§ **Instructions to follow**: Output the data that follows exactly, line for line.

§ **Dataset items**:

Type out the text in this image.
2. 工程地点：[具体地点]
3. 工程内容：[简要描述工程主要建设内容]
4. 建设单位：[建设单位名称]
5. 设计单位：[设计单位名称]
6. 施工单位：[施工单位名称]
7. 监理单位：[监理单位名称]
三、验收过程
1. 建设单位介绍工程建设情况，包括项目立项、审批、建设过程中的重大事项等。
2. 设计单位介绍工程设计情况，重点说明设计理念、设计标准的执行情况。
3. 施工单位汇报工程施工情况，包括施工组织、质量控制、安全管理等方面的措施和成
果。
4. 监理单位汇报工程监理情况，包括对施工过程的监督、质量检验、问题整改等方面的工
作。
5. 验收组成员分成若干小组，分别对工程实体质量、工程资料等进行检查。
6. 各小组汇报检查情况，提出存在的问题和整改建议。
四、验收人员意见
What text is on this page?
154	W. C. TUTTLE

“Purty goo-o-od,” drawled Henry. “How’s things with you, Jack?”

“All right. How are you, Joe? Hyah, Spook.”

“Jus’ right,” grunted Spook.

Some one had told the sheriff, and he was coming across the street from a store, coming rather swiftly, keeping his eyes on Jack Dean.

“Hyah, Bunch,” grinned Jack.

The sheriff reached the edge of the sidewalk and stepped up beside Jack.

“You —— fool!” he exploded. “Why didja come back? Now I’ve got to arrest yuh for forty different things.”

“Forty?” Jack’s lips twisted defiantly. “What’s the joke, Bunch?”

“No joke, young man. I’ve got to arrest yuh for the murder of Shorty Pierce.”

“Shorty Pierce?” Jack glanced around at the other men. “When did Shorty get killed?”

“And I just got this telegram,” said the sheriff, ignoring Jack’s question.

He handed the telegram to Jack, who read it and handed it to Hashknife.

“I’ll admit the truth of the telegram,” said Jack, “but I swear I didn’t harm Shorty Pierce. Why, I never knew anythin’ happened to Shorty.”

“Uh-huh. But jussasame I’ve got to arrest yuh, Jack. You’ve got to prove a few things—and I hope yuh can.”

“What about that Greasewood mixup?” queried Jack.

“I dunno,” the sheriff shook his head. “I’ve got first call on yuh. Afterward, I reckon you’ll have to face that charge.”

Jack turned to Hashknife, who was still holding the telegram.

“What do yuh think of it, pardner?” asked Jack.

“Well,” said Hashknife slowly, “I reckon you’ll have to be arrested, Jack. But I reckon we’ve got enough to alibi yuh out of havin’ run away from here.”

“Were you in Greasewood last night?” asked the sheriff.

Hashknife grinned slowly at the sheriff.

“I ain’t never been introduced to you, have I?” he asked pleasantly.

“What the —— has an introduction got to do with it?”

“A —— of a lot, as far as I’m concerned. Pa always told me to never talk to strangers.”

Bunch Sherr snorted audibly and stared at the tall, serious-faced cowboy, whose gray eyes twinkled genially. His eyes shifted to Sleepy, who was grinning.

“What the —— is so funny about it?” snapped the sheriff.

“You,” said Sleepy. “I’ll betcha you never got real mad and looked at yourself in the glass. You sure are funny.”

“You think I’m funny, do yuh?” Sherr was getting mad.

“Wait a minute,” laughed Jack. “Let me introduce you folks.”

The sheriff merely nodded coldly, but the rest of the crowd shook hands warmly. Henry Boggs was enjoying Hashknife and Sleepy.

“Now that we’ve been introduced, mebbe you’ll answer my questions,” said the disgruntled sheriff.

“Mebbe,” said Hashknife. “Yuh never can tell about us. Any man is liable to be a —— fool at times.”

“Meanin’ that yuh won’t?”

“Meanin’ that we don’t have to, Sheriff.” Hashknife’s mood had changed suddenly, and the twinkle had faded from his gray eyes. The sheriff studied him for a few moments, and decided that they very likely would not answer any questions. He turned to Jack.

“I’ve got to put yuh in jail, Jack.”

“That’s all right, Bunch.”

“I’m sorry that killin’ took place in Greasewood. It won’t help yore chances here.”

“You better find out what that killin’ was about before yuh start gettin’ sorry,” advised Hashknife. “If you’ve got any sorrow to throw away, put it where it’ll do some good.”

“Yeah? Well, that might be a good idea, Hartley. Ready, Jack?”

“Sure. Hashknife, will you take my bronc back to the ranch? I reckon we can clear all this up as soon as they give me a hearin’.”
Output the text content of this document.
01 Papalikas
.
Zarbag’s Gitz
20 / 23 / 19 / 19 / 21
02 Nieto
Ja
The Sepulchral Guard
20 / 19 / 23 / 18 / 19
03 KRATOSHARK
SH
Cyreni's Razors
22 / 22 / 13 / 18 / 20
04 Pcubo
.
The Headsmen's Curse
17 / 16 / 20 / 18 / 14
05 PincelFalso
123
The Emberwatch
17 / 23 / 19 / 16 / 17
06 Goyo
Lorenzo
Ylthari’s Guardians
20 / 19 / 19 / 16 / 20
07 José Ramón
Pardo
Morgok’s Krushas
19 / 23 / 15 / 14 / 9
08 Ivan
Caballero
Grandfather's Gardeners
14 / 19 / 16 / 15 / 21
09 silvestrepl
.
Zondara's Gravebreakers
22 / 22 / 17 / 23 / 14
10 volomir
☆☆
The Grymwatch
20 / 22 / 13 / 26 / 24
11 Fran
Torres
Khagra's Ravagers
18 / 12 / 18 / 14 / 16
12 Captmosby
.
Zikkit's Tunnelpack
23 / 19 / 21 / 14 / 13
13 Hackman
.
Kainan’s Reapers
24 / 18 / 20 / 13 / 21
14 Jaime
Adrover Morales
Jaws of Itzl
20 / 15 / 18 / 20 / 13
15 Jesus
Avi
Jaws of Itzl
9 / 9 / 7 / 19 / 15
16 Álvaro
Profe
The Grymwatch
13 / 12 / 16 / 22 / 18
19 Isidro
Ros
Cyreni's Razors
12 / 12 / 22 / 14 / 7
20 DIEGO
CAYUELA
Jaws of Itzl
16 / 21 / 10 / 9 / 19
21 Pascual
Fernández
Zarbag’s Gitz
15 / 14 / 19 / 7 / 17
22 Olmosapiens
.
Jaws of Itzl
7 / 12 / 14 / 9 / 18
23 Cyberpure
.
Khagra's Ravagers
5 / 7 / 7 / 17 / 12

§ **Output**:
Type out the text in this image.
2. 工程地点：[具体地点]
3. 工程内容：[简要描述工程主要建设内容]
4. 建设单位：[建设单位名称]
5. 设计单位：[设计单位名称]
6. 施工单位：[施工单位名称]
7. 监理单位：[监理单位名称]
三、验收过程
1. 建设单位介绍工程建设情况，包括项目立项、审批、建设过程中的重大事项等。
2. 设计单位介绍工程设计情况，重点说明设计理念、设计标准的执行情况。
3. 施工单位汇报工程施工情况，包括施工组织、质量控制、安全管理等方面的措施和成
果。
4. 监理单位汇报工程监理情况，包括对施工过程的监督、质量检验、问题整改等方面的工
作。
5. 验收组成员分成若干小组，分别对工程实体质量、工程资料等进行检查。
6. 各小组汇报检查情况，提出存在的问题和整改建议。
四、验收人员意见
What text is on this page?
154	W. C. TUTTLE

“Purty goo-o-od,” drawled Henry. “How’s things with you, Jack?”

“All right. How are you, Joe? Hyah, Spook.”

“Jus’ right,” grunted Spook.

Some one had told the sheriff, and he was coming across the street from a store, coming rather swiftly, keeping his eyes on Jack Dean.

“Hyah, Bunch,” grinned Jack.

The sheriff reached the edge of the sidewalk and stepped up beside Jack.

“You —— fool!” he exploded. “Why didja come back? Now I’ve got to arrest yuh for forty different things.”

“Forty?” Jack’s lips twisted defiantly. “What’s the joke, Bunch?”

“No joke, young man. I’ve got to arrest yuh for the murder of Shorty Pierce.”

“Shorty Pierce?” Jack glanced around at the other men. “When did Shorty get killed?”

“And I just got this telegram,” said the sheriff, ignoring Jack’s question.

He handed the telegram to Jack, who read it and handed it to Hashknife.

“I’ll admit the truth of the telegram,” said Jack, “but I swear I didn’t harm Shorty Pierce. Why, I never knew anythin’ happened to Shorty.”

“Uh-huh. But jussasame I’ve got to arrest yuh, Jack. You’ve got to prove a few things—and I hope yuh can.”

“What about that Greasewood mixup?” queried Jack.

“I dunno,” the sheriff shook his head. “I’ve got first call on yuh. Afterward, I reckon you’ll have to face that charge.”

Jack turned to Hashknife, who was still holding the telegram.

“What do yuh think of it, pardner?” asked Jack.

“Well,” said Hashknife slowly, “I reckon you’ll have to be arrested, Jack. But I reckon we’ve got enough to alibi yuh out of havin’ run away from here.”

“Were you in Greasewood last night?” asked the sheriff.

Hashknife grinned slowly at the sheriff.

“I ain’t never been introduced to you, have I?” he asked pleasantly.

“What the —— has an introduction got to do with it?”

“A —— of a lot, as far as I’m concerned. Pa always told me to never talk to strangers.”

Bunch Sherr snorted audibly and stared at the tall, serious-faced cowboy, whose gray eyes twinkled genially. His eyes shifted to Sleepy, who was grinning.

“What the —— is so funny about it?” snapped the sheriff.

“You,” said Sleepy. “I’ll betcha you never got real mad and looked at yourself in the glass. You sure are funny.”

“You think I’m funny, do yuh?” Sherr was getting mad.

“Wait a minute,” laughed Jack. “Let me introduce you folks.”

The sheriff merely nodded coldly, but the rest of the crowd shook hands warmly. Henry Boggs was enjoying Hashknife and Sleepy.

“Now that we’ve been introduced, mebbe you’ll answer my questions,” said the disgruntled sheriff.

“Mebbe,” said Hashknife. “Yuh never can tell about us. Any man is liable to be a —— fool at times.”

“Meanin’ that yuh won’t?”

“Meanin’ that we don’t have to, Sheriff.” Hashknife’s mood had changed suddenly, and the twinkle had faded from his gray eyes. The sheriff studied him for a few moments, and decided that they very likely would not answer any questions. He turned to Jack.

“I’ve got to put yuh in jail, Jack.”

“That’s all right, Bunch.”

“I’m sorry that killin’ took place in Greasewood. It won’t help yore chances here.”

“You better find out what that killin’ was about before yuh start gettin’ sorry,” advised Hashknife. “If you’ve got any sorrow to throw away, put it where it’ll do some good.”

“Yeah? Well, that might be a good idea, Hartley. Ready, Jack?”

“Sure. Hashknife, will you take my bronc back to the ranch? I reckon we can clear all this up as soon as they give me a hearin’.”
Output the text content of this document.
01 Papalikas
.
Zarbag’s Gitz
20 / 23 / 19 / 19 / 21
02 Nieto
Ja
The Sepulchral Guard
20 / 19 / 23 / 18 / 19
03 KRATOSHARK
SH
Cyreni's Razors
22 / 22 / 13 / 18 / 20
04 Pcubo
.
The Headsmen's Curse
17 / 16 / 20 / 18 / 14
05 PincelFalso
123
The Emberwatch
17 / 23 / 19 / 16 / 17
06 Goyo
Lorenzo
Ylthari’s Guardians
20 / 19 / 19 / 16 / 20
07 José Ramón
Pardo
Morgok’s Krushas
19 / 23 / 15 / 14 / 9
08 Ivan
Caballero
Grandfather's Gardeners
14 / 19 / 16 / 15 / 21
09 silvestrepl
.
Zondara's Gravebreakers
22 / 22 / 17 / 23 / 14
10 volomir
☆☆
The Grymwatch
20 / 22 / 13 / 26 / 24
11 Fran
Torres
Khagra's Ravagers
18 / 12 / 18 / 14 / 16
12 Captmosby
.
Zikkit's Tunnelpack
23 / 19 / 21 / 14 / 13
13 Hackman
.
Kainan’s Reapers
24 / 18 / 20 / 13 / 21
14 Jaime
Adrover Morales
Jaws of Itzl
20 / 15 / 18 / 20 / 13
15 Jesus
Avi
Jaws of Itzl
9 / 9 / 7 / 19 / 15
16 Álvaro
Profe
The Grymwatch
13 / 12 / 16 / 22 / 18
19 Isidro
Ros
Cyreni's Razors
12 / 12 / 22 / 14 / 7
20 DIEGO
CAYUELA
Jaws of Itzl
16 / 21 / 10 / 9 / 19
21 Pascual
Fernández
Zarbag’s Gitz
15 / 14 / 19 / 7 / 17
22 Olmosapiens
.
Jaws of Itzl
7 / 12 / 14 / 9 / 18
23 Cyberpure
.
Khagra's Ravagers
5 / 7 / 7 / 17 / 12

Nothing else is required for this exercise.